• **WRITTEN PROBLEM**: Return the count of lines that hold the string "various", with no other words.

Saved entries
********

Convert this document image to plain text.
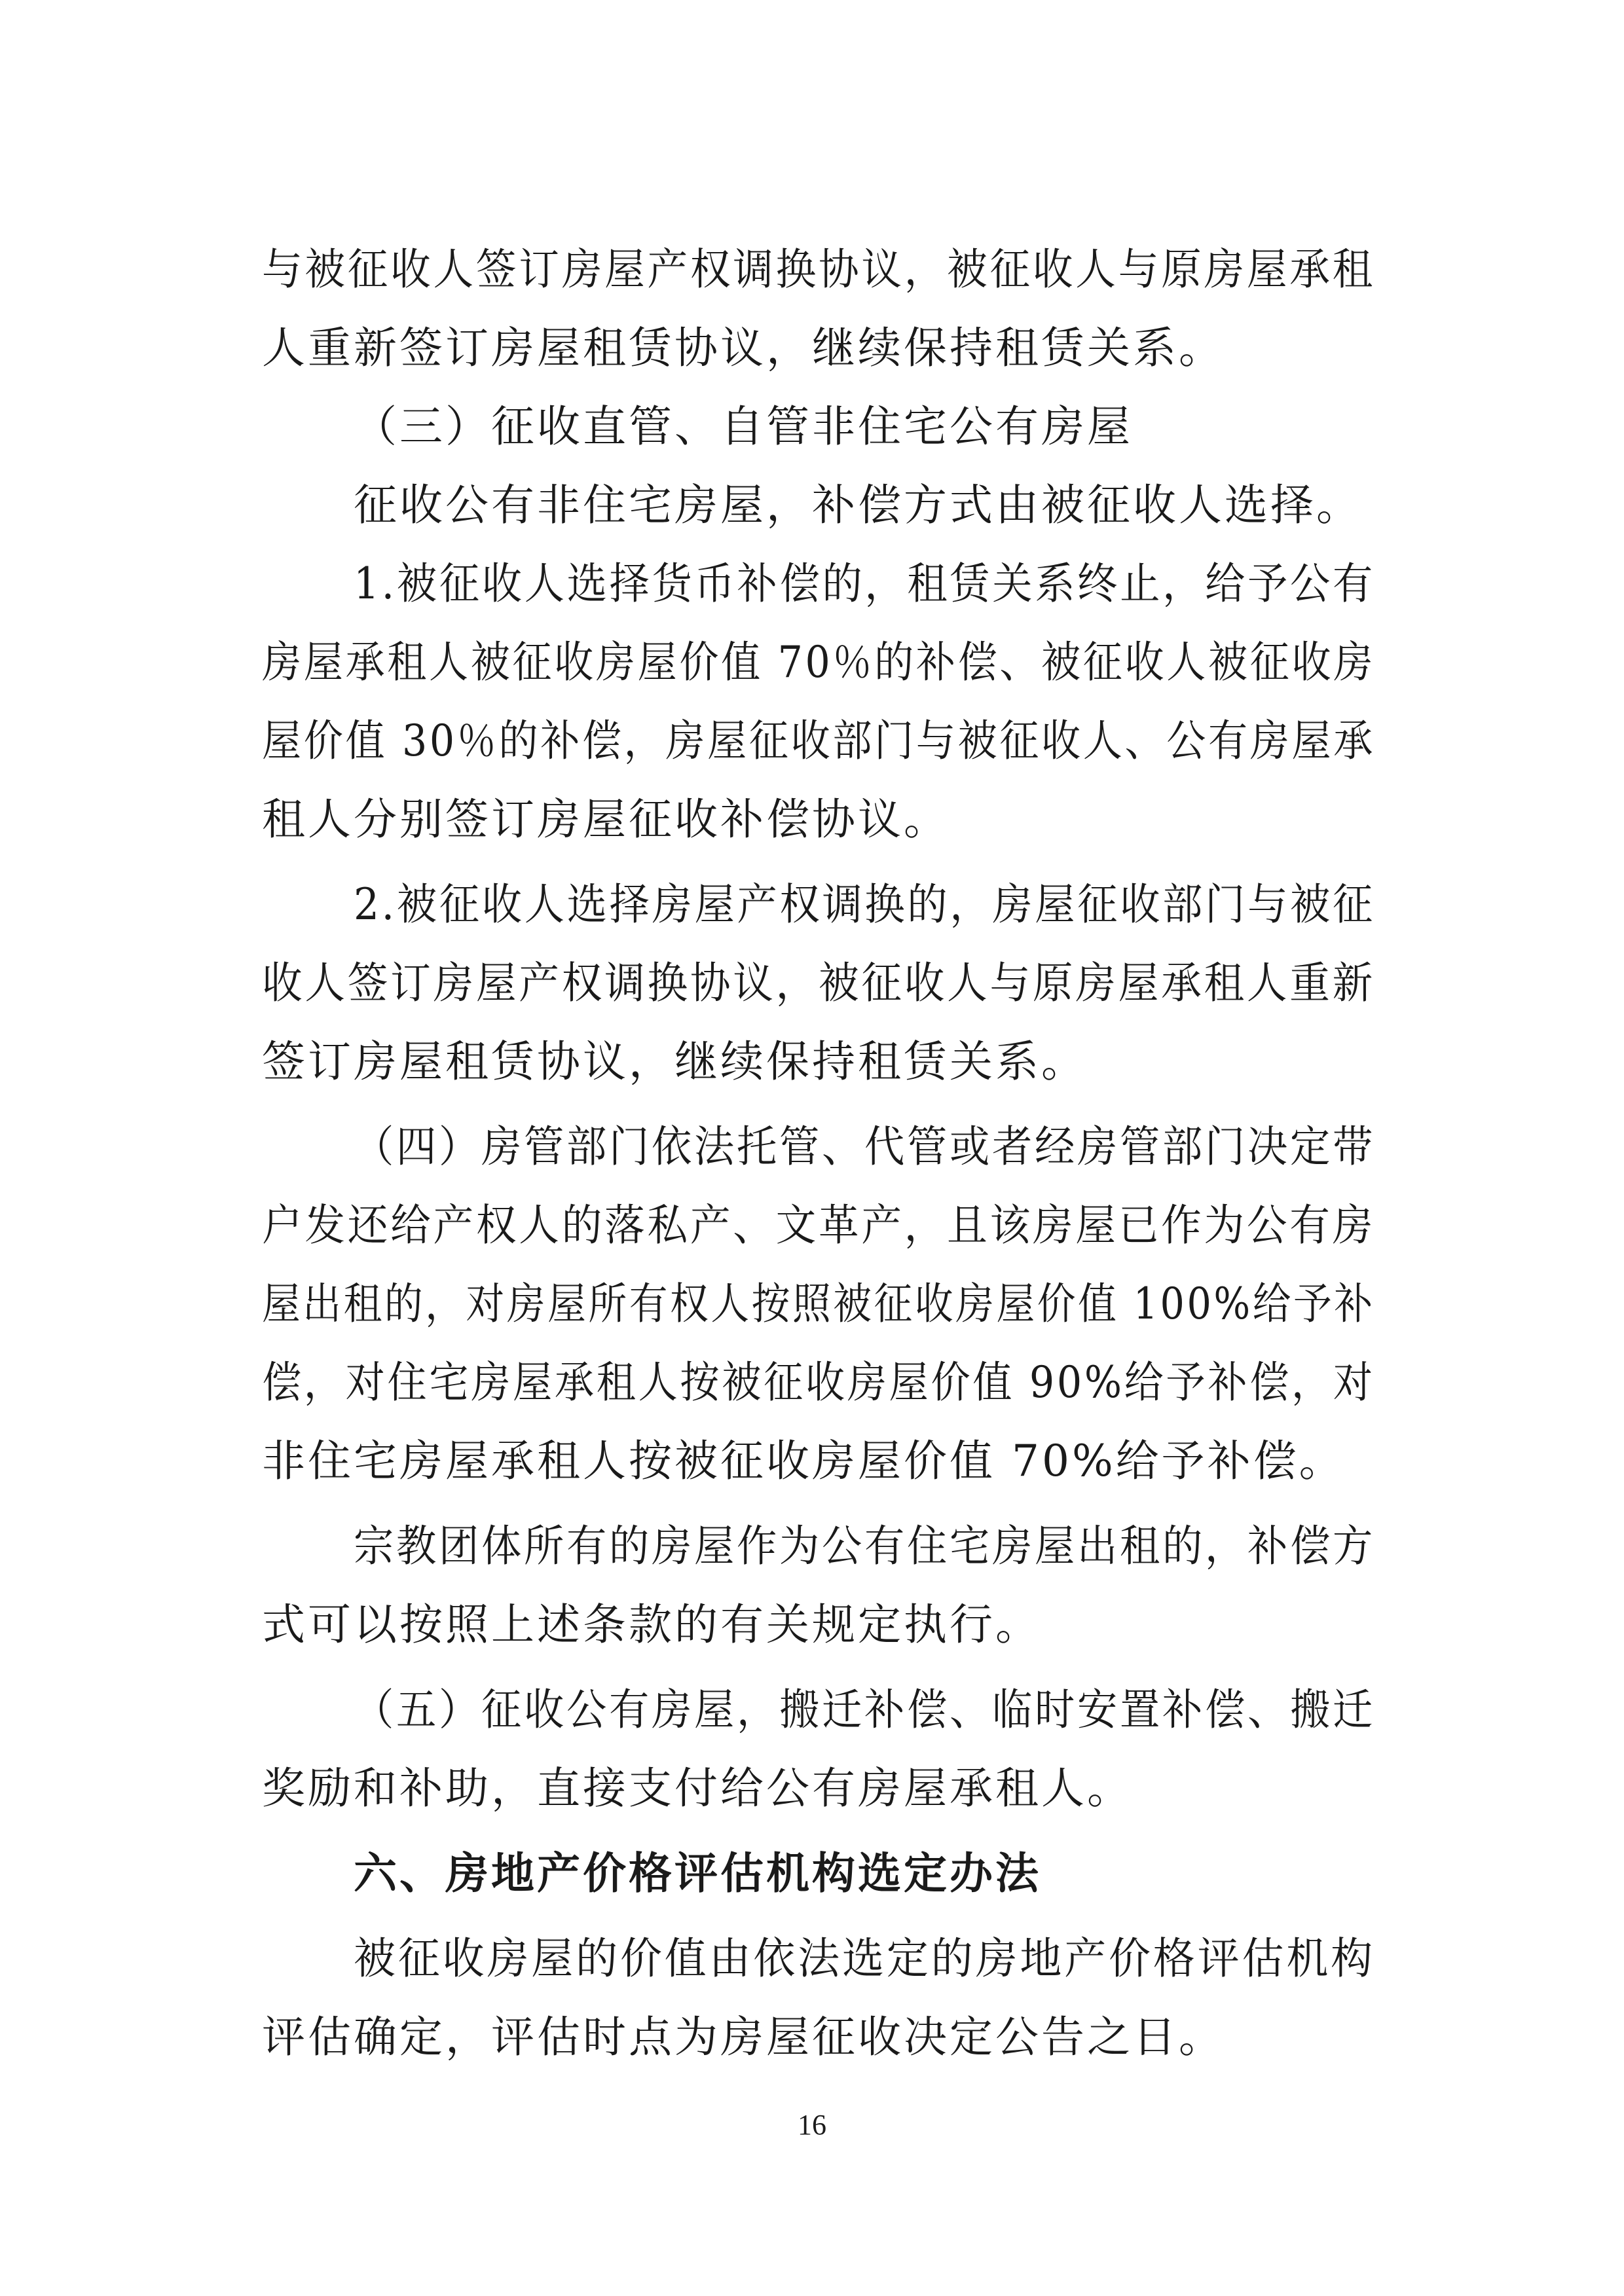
与被征收人签订房屋产权调换协议，被征收人与原房屋承租
人重新签订房屋租赁协议，继续保持租赁关系。
（三）征收直管、自管非住宅公有房屋
征收公有非住宅房屋，补偿方式由被征收人选择。
1.被征收人选择货币补偿的，租赁关系终止，给予公有
房屋承租人被征收房屋价值 70％的补偿、被征收人被征收房
屋价值 30％的补偿，房屋征收部门与被征收人、公有房屋承
租人分别签订房屋征收补偿协议。
2.被征收人选择房屋产权调换的，房屋征收部门与被征
收人签订房屋产权调换协议，被征收人与原房屋承租人重新
签订房屋租赁协议，继续保持租赁关系。
（四）房管部门依法托管、代管或者经房管部门决定带
户发还给产权人的落私产、文革产，且该房屋已作为公有房
屋出租的，对房屋所有权人按照被征收房屋价值 100%给予补
偿，对住宅房屋承租人按被征收房屋价值 90%给予补偿，对
非住宅房屋承租人按被征收房屋价值 70%给予补偿。
宗教团体所有的房屋作为公有住宅房屋出租的，补偿方
式可以按照上述条款的有关规定执行。
（五）征收公有房屋，搬迁补偿、临时安置补偿、搬迁
奖励和补助，直接支付给公有房屋承租人。
六、房地产价格评估机构选定办法
被征收房屋的价值由依法选定的房地产价格评估机构
评估确定，评估时点为房屋征收决定公告之日。
16
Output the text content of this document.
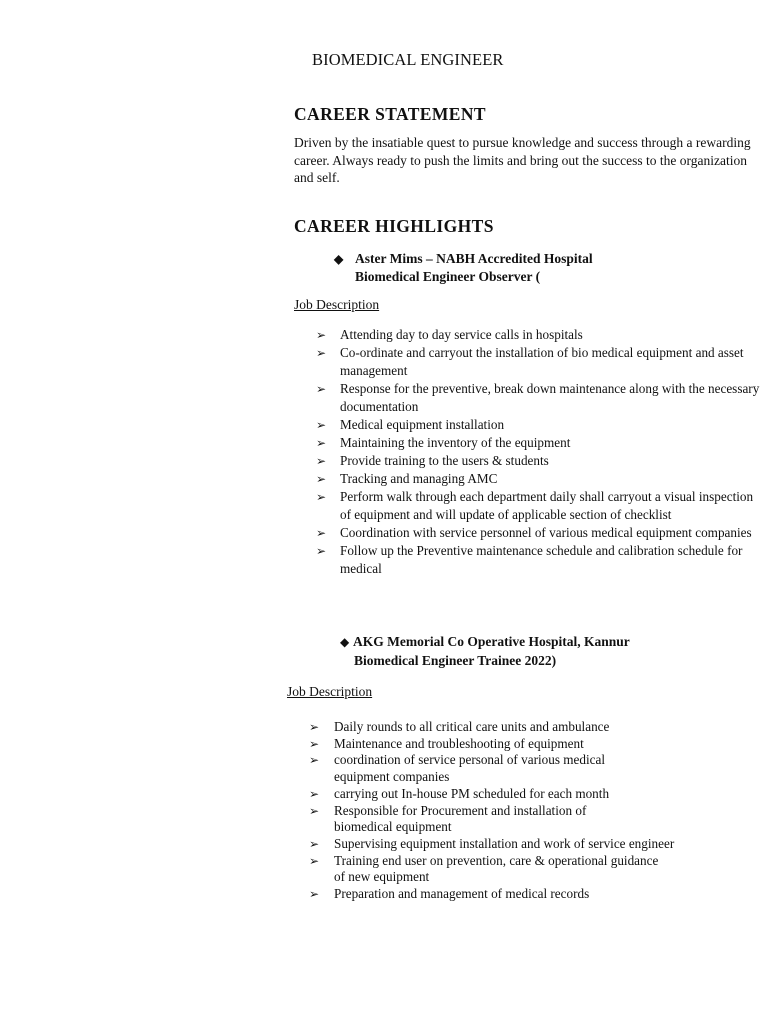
BIOMEDICAL ENGINEER
CAREER STATEMENT
Driven by the insatiable quest to pursue knowledge and success through a rewarding career. Always ready to push the limits and bring out the success to the organization and self.
CAREER HIGHLIGHTS
◆ Aster Mims – NABH Accredited Hospital
Biomedical Engineer Observer (
Job Description
➢ Attending day to day service calls in hospitals
➢ Co-ordinate and carryout the installation of bio medical equipment and asset management
➢ Response for the preventive, break down maintenance along with the necessary documentation
➢ Medical equipment installation
➢ Maintaining the inventory of the equipment
➢ Provide training to the users & students
➢ Tracking and managing AMC
➢ Perform walk through each department daily shall carryout a visual inspection of equipment and will update of applicable section of checklist
➢ Coordination with service personnel of various medical equipment companies
➢ Follow up the Preventive maintenance schedule and calibration schedule for medical
◆ AKG Memorial Co Operative Hospital, Kannur
Biomedical Engineer Trainee 2022)
Job Description
➢ Daily rounds to all critical care units and ambulance
➢ Maintenance and troubleshooting of equipment
➢ coordination of service personal of various medical
equipment companies
➢ carrying out In-house PM scheduled for each month
➢ Responsible for Procurement and installation of
biomedical equipment
➢ Supervising equipment installation and work of service engineer
➢ Training end user on prevention, care & operational guidance
of new equipment
➢ Preparation and management of medical records
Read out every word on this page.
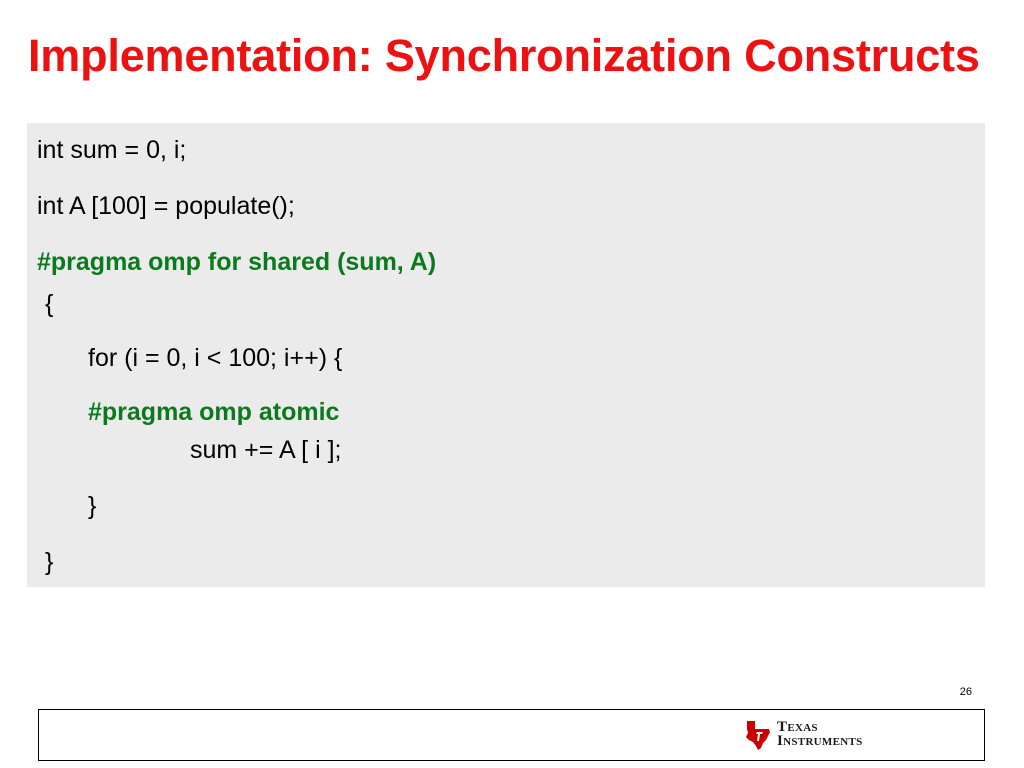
Implementation: Synchronization Constructs
int sum = 0, i;
int A [100] = populate();
#pragma omp for shared (sum, A)
{
for (i = 0, i < 100; i++) {
#pragma omp atomic
sum += A [ i ];
}
}
26
TEXAS
INSTRUMENTS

********

• **ANSWER TO THE TASK**: 2